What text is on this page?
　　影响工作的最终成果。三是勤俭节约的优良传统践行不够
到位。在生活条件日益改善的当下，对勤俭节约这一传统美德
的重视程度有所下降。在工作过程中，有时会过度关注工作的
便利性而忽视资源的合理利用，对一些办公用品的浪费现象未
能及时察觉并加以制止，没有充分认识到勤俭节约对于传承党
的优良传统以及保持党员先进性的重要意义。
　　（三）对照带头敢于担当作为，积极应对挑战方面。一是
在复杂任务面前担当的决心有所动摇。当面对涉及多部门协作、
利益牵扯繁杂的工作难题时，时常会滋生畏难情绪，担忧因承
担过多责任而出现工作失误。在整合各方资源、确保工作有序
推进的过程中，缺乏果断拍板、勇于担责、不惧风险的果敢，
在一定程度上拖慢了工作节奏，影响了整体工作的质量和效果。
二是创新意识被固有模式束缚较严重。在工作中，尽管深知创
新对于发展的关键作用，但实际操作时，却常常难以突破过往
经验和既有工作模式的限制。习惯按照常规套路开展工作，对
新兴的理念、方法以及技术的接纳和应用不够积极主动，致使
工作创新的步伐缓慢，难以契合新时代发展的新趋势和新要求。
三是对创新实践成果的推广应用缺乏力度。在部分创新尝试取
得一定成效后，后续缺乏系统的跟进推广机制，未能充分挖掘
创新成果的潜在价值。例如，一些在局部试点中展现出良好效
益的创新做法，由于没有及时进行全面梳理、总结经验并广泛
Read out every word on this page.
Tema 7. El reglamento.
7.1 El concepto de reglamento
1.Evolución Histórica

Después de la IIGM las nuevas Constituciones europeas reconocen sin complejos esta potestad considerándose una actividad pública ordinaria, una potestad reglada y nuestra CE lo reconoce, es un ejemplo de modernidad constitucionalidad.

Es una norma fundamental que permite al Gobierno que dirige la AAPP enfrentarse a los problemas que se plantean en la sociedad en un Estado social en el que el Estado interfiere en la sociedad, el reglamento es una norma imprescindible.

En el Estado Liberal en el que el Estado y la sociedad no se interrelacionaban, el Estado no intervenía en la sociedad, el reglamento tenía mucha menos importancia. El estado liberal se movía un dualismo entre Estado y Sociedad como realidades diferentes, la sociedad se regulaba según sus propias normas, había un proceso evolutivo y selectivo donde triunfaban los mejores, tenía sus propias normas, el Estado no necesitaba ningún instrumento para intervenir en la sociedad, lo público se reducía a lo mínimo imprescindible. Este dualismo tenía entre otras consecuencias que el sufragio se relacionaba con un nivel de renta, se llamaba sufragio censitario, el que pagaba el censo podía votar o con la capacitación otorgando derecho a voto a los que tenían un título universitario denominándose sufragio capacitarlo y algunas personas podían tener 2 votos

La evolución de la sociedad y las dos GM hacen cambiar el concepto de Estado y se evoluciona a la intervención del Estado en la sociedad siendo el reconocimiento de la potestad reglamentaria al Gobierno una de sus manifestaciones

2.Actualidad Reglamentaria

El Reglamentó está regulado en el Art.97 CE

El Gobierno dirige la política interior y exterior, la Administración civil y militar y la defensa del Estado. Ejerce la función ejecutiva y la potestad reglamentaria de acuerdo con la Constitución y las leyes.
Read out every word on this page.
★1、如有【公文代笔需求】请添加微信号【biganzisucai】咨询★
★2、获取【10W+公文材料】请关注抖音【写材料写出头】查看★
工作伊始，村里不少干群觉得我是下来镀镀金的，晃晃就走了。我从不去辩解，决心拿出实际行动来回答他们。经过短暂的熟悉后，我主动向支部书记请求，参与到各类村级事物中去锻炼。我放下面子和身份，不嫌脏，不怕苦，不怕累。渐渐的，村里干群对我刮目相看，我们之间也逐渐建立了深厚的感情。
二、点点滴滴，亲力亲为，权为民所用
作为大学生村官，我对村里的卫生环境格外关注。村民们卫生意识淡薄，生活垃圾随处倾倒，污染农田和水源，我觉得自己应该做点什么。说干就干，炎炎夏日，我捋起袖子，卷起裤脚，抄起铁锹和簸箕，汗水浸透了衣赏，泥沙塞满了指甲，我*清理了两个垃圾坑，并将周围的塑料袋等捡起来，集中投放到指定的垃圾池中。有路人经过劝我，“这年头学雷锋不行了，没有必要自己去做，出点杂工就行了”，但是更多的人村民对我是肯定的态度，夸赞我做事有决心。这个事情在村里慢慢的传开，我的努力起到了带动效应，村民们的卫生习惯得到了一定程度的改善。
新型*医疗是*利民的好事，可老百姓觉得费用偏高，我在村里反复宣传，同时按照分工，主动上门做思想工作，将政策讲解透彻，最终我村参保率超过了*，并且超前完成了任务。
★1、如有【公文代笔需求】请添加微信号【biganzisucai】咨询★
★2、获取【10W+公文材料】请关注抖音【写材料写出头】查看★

********

◆ **Work instructions**: Repeat the material above in full, keeping every word.

◆ **Output of the task**:
What text is on this page?
　　影响工作的最终成果。三是勤俭节约的优良传统践行不够
到位。在生活条件日益改善的当下，对勤俭节约这一传统美德
的重视程度有所下降。在工作过程中，有时会过度关注工作的
便利性而忽视资源的合理利用，对一些办公用品的浪费现象未
能及时察觉并加以制止，没有充分认识到勤俭节约对于传承党
的优良传统以及保持党员先进性的重要意义。
　　（三）对照带头敢于担当作为，积极应对挑战方面。一是
在复杂任务面前担当的决心有所动摇。当面对涉及多部门协作、
利益牵扯繁杂的工作难题时，时常会滋生畏难情绪，担忧因承
担过多责任而出现工作失误。在整合各方资源、确保工作有序
推进的过程中，缺乏果断拍板、勇于担责、不惧风险的果敢，
在一定程度上拖慢了工作节奏，影响了整体工作的质量和效果。
二是创新意识被固有模式束缚较严重。在工作中，尽管深知创
新对于发展的关键作用，但实际操作时，却常常难以突破过往
经验和既有工作模式的限制。习惯按照常规套路开展工作，对
新兴的理念、方法以及技术的接纳和应用不够积极主动，致使
工作创新的步伐缓慢，难以契合新时代发展的新趋势和新要求。
三是对创新实践成果的推广应用缺乏力度。在部分创新尝试取
得一定成效后，后续缺乏系统的跟进推广机制，未能充分挖掘
创新成果的潜在价值。例如，一些在局部试点中展现出良好效
益的创新做法，由于没有及时进行全面梳理、总结经验并广泛
Read out every word on this page.
Tema 7. El reglamento.
7.1 El concepto de reglamento
1.Evolución Histórica

Después de la IIGM las nuevas Constituciones europeas reconocen sin complejos esta potestad considerándose una actividad pública ordinaria, una potestad reglada y nuestra CE lo reconoce, es un ejemplo de modernidad constitucionalidad.

Es una norma fundamental que permite al Gobierno que dirige la AAPP enfrentarse a los problemas que se plantean en la sociedad en un Estado social en el que el Estado interfiere en la sociedad, el reglamento es una norma imprescindible.

En el Estado Liberal en el que el Estado y la sociedad no se interrelacionaban, el Estado no intervenía en la sociedad, el reglamento tenía mucha menos importancia. El estado liberal se movía un dualismo entre Estado y Sociedad como realidades diferentes, la sociedad se regulaba según sus propias normas, había un proceso evolutivo y selectivo donde triunfaban los mejores, tenía sus propias normas, el Estado no necesitaba ningún instrumento para intervenir en la sociedad, lo público se reducía a lo mínimo imprescindible. Este dualismo tenía entre otras consecuencias que el sufragio se relacionaba con un nivel de renta, se llamaba sufragio censitario, el que pagaba el censo podía votar o con la capacitación otorgando derecho a voto a los que tenían un título universitario denominándose sufragio capacitarlo y algunas personas podían tener 2 votos

La evolución de la sociedad y las dos GM hacen cambiar el concepto de Estado y se evoluciona a la intervención del Estado en la sociedad siendo el reconocimiento de la potestad reglamentaria al Gobierno una de sus manifestaciones

2.Actualidad Reglamentaria

El Reglamentó está regulado en el Art.97 CE

El Gobierno dirige la política interior y exterior, la Administración civil y militar y la defensa del Estado. Ejerce la función ejecutiva y la potestad reglamentaria de acuerdo con la Constitución y las leyes.
Read out every word on this page.
★1、如有【公文代笔需求】请添加微信号【biganzisucai】咨询★
★2、获取【10W+公文材料】请关注抖音【写材料写出头】查看★
工作伊始，村里不少干群觉得我是下来镀镀金的，晃晃就走了。我从不去辩解，决心拿出实际行动来回答他们。经过短暂的熟悉后，我主动向支部书记请求，参与到各类村级事物中去锻炼。我放下面子和身份，不嫌脏，不怕苦，不怕累。渐渐的，村里干群对我刮目相看，我们之间也逐渐建立了深厚的感情。
二、点点滴滴，亲力亲为，权为民所用
作为大学生村官，我对村里的卫生环境格外关注。村民们卫生意识淡薄，生活垃圾随处倾倒，污染农田和水源，我觉得自己应该做点什么。说干就干，炎炎夏日，我捋起袖子，卷起裤脚，抄起铁锹和簸箕，汗水浸透了衣赏，泥沙塞满了指甲，我*清理了两个垃圾坑，并将周围的塑料袋等捡起来，集中投放到指定的垃圾池中。有路人经过劝我，“这年头学雷锋不行了，没有必要自己去做，出点杂工就行了”，但是更多的人村民对我是肯定的态度，夸赞我做事有决心。这个事情在村里慢慢的传开，我的努力起到了带动效应，村民们的卫生习惯得到了一定程度的改善。
新型*医疗是*利民的好事，可老百姓觉得费用偏高，我在村里反复宣传，同时按照分工，主动上门做思想工作，将政策讲解透彻，最终我村参保率超过了*，并且超前完成了任务。
★1、如有【公文代笔需求】请添加微信号【biganzisucai】咨询★
★2、获取【10W+公文材料】请关注抖音【写材料写出头】查看★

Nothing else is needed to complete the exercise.